*WORKING DATA*:
^^^^
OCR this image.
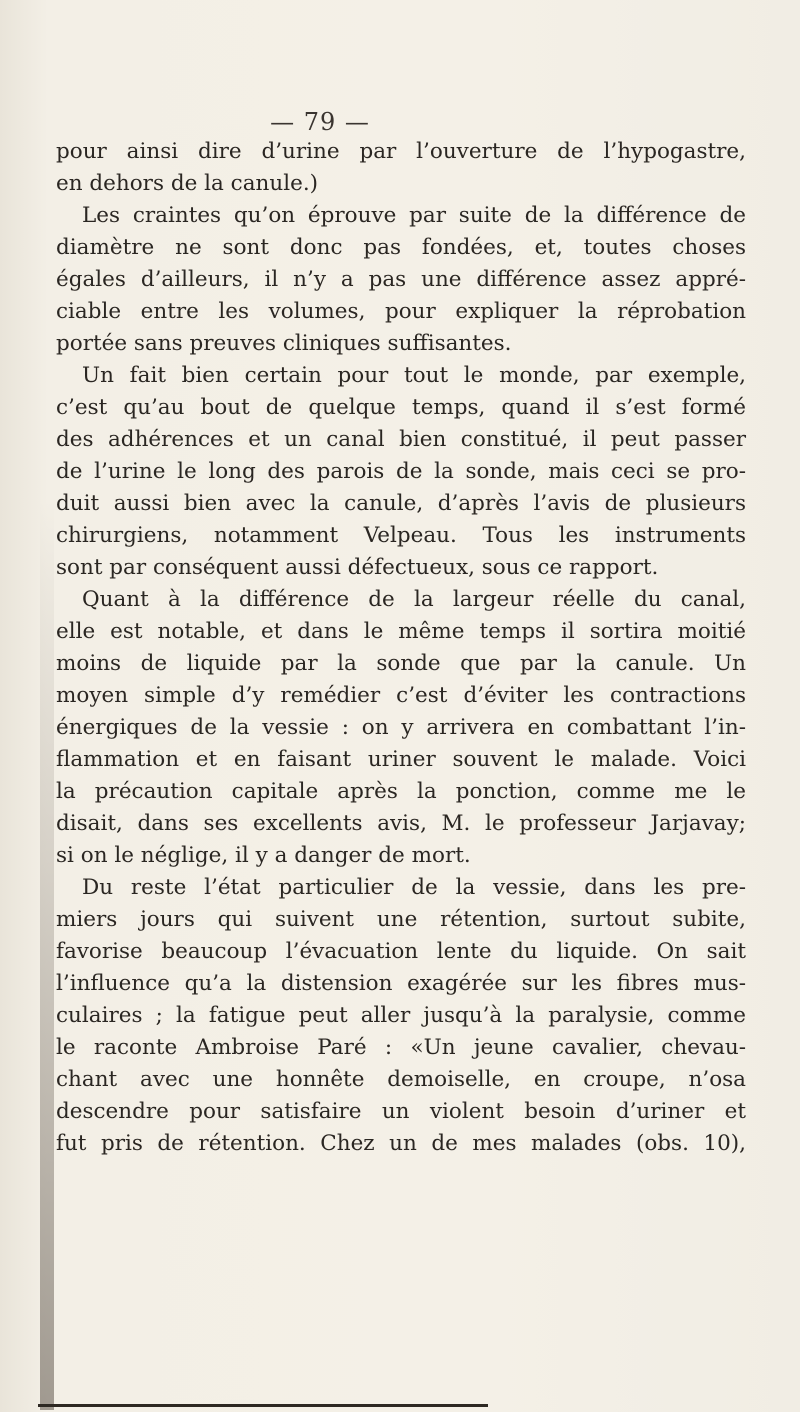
— 79 —
pour ainsi dire d’urine par l’ouverture de l’hypogastre,
en dehors de la canule.)
Les craintes qu’on éprouve par suite de la différence de
diamètre ne sont donc pas fondées, et, toutes choses
égales d’ailleurs, il n’y a pas une différence assez appré-
ciable entre les volumes, pour expliquer la réprobation
portée sans preuves cliniques suffisantes.
Un fait bien certain pour tout le monde, par exemple,
c’est qu’au bout de quelque temps, quand il s’est formé
des adhérences et un canal bien constitué, il peut passer
de l’urine le long des parois de la sonde, mais ceci se pro-
duit aussi bien avec la canule, d’après l’avis de plusieurs
chirurgiens, notamment Velpeau. Tous les instruments
sont par conséquent aussi défectueux, sous ce rapport.
Quant à la différence de la largeur réelle du canal,
elle est notable, et dans le même temps il sortira moitié
moins de liquide par la sonde que par la canule. Un
moyen simple d’y remédier c’est d’éviter les contractions
énergiques de la vessie : on y arrivera en combattant l’in-
flammation et en faisant uriner souvent le malade. Voici
la précaution capitale après la ponction, comme me le
disait, dans ses excellents avis, M. le professeur Jarjavay;
si on le néglige, il y a danger de mort.
Du reste l’état particulier de la vessie, dans les pre-
miers jours qui suivent une rétention, surtout subite,
favorise beaucoup l’évacuation lente du liquide. On sait
l’influence qu’a la distension exagérée sur les fibres mus-
culaires ; la fatigue peut aller jusqu’à la paralysie, comme
le raconte Ambroise Paré : «Un jeune cavalier, chevau-
chant avec une honnête demoiselle, en croupe, n’osa
descendre pour satisfaire un violent besoin d’uriner et
fut pris de rétention. Chez un de mes malades (obs. 10),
^^^^
*OBJECTIVE*: Omit every picture while copying the listing above exactly.

*WRITTEN SOLUTION*:
OCR this image.
— 79 —
pour ainsi dire d’urine par l’ouverture de l’hypogastre,
en dehors de la canule.)
Les craintes qu’on éprouve par suite de la différence de
diamètre ne sont donc pas fondées, et, toutes choses
égales d’ailleurs, il n’y a pas une différence assez appré-
ciable entre les volumes, pour expliquer la réprobation
portée sans preuves cliniques suffisantes.
Un fait bien certain pour tout le monde, par exemple,
c’est qu’au bout de quelque temps, quand il s’est formé
des adhérences et un canal bien constitué, il peut passer
de l’urine le long des parois de la sonde, mais ceci se pro-
duit aussi bien avec la canule, d’après l’avis de plusieurs
chirurgiens, notamment Velpeau. Tous les instruments
sont par conséquent aussi défectueux, sous ce rapport.
Quant à la différence de la largeur réelle du canal,
elle est notable, et dans le même temps il sortira moitié
moins de liquide par la sonde que par la canule. Un
moyen simple d’y remédier c’est d’éviter les contractions
énergiques de la vessie : on y arrivera en combattant l’in-
flammation et en faisant uriner souvent le malade. Voici
la précaution capitale après la ponction, comme me le
disait, dans ses excellents avis, M. le professeur Jarjavay;
si on le néglige, il y a danger de mort.
Du reste l’état particulier de la vessie, dans les pre-
miers jours qui suivent une rétention, surtout subite,
favorise beaucoup l’évacuation lente du liquide. On sait
l’influence qu’a la distension exagérée sur les fibres mus-
culaires ; la fatigue peut aller jusqu’à la paralysie, comme
le raconte Ambroise Paré : «Un jeune cavalier, chevau-
chant avec une honnête demoiselle, en croupe, n’osa
descendre pour satisfaire un violent besoin d’uriner et
fut pris de rétention. Chez un de mes malades (obs. 10),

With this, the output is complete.